What you are asked to do - Check every line of the entries for "bias", and copy the lines that hold it.

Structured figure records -
——————————
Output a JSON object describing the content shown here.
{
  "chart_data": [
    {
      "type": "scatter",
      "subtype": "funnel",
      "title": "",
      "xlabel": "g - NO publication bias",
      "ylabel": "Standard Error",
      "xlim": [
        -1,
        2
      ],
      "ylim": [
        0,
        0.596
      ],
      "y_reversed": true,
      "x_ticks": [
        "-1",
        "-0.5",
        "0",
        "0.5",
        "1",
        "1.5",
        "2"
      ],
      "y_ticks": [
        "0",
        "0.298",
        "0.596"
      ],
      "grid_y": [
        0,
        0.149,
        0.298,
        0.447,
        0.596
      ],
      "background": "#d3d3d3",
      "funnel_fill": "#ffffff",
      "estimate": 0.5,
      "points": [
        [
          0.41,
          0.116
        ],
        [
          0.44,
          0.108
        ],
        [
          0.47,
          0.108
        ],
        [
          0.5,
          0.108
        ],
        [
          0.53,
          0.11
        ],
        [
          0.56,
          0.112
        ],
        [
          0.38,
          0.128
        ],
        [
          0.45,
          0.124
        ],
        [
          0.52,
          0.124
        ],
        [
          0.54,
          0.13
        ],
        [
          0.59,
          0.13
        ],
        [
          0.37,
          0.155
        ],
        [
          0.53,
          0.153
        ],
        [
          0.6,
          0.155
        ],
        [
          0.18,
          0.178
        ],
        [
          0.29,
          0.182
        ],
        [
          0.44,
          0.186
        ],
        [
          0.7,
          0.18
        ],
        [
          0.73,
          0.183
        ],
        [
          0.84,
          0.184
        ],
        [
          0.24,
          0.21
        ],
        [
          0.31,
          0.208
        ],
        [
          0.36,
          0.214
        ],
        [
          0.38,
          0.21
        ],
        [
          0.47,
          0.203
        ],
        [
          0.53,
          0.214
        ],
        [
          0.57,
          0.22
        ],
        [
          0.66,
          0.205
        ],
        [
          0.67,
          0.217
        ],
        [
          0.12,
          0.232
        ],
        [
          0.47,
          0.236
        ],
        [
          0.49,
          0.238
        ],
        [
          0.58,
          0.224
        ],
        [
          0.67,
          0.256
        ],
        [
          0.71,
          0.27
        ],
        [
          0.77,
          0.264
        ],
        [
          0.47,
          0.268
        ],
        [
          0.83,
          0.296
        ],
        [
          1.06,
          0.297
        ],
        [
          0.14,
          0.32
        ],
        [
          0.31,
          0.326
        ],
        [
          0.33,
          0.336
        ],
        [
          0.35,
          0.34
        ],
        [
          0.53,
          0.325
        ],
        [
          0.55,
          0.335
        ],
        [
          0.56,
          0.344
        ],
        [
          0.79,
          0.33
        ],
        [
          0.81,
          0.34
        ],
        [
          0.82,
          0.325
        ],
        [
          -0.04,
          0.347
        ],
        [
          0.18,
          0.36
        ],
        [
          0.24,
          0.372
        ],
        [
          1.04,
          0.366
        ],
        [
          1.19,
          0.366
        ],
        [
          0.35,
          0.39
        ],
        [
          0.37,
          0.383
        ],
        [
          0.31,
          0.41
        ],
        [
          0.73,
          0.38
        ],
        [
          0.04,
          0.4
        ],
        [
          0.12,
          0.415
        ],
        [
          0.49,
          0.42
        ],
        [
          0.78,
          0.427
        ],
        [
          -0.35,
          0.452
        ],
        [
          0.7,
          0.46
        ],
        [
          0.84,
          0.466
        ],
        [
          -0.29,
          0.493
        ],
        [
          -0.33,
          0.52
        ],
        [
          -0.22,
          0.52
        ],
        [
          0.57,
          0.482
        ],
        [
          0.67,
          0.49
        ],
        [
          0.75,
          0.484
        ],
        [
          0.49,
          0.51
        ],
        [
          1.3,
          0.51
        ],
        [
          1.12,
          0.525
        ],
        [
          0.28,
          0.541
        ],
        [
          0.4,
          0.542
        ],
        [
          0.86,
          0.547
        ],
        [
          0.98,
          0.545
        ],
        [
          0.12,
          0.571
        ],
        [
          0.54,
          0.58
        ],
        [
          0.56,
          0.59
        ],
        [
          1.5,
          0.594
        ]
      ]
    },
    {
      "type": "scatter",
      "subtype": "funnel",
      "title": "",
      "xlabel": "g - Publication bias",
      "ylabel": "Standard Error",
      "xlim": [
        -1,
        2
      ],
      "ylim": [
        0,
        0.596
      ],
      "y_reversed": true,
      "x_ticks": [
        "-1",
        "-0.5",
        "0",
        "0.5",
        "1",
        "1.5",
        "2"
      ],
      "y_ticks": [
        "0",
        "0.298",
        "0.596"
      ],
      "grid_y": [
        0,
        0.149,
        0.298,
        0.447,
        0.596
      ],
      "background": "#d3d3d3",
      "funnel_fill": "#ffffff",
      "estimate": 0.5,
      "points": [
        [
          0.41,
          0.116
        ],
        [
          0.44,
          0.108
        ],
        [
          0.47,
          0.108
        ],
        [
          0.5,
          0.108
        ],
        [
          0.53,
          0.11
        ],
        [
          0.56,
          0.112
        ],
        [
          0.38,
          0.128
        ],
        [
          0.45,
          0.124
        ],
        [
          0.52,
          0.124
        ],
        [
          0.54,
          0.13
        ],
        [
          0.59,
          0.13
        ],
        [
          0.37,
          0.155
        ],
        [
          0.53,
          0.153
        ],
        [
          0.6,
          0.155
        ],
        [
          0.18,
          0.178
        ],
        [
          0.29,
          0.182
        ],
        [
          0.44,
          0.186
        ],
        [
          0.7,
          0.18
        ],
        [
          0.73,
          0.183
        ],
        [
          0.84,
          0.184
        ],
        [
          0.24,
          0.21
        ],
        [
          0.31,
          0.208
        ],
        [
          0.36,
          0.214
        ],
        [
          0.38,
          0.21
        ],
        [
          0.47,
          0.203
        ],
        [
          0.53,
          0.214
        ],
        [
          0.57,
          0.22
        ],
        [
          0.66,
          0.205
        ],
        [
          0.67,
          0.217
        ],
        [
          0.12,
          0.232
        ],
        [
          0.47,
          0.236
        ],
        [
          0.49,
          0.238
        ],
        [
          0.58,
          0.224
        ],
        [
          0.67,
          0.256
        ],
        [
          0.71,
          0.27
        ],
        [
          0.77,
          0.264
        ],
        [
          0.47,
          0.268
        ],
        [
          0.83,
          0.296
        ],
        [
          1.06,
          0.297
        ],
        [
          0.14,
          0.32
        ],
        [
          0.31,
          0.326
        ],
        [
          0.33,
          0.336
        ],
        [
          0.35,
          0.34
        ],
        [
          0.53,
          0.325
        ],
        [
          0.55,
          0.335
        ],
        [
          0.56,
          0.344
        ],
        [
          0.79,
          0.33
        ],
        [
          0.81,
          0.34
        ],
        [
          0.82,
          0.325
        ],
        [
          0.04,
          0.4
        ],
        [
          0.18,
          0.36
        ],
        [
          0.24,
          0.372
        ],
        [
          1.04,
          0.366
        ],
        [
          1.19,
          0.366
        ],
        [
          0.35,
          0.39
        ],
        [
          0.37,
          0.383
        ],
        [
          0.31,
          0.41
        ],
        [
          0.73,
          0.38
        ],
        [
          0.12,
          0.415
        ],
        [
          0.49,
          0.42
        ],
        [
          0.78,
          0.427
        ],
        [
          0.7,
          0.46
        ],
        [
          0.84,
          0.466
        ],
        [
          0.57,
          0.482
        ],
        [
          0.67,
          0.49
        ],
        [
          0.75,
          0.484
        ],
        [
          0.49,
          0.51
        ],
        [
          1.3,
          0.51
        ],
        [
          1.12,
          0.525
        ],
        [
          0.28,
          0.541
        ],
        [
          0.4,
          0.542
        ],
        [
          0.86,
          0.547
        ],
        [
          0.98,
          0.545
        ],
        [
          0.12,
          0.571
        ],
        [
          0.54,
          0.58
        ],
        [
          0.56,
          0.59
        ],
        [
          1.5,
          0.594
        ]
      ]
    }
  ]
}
——————————
Response to this task -
      "xlabel": "g - NO publication bias",
      "xlabel": "g - Publication bias",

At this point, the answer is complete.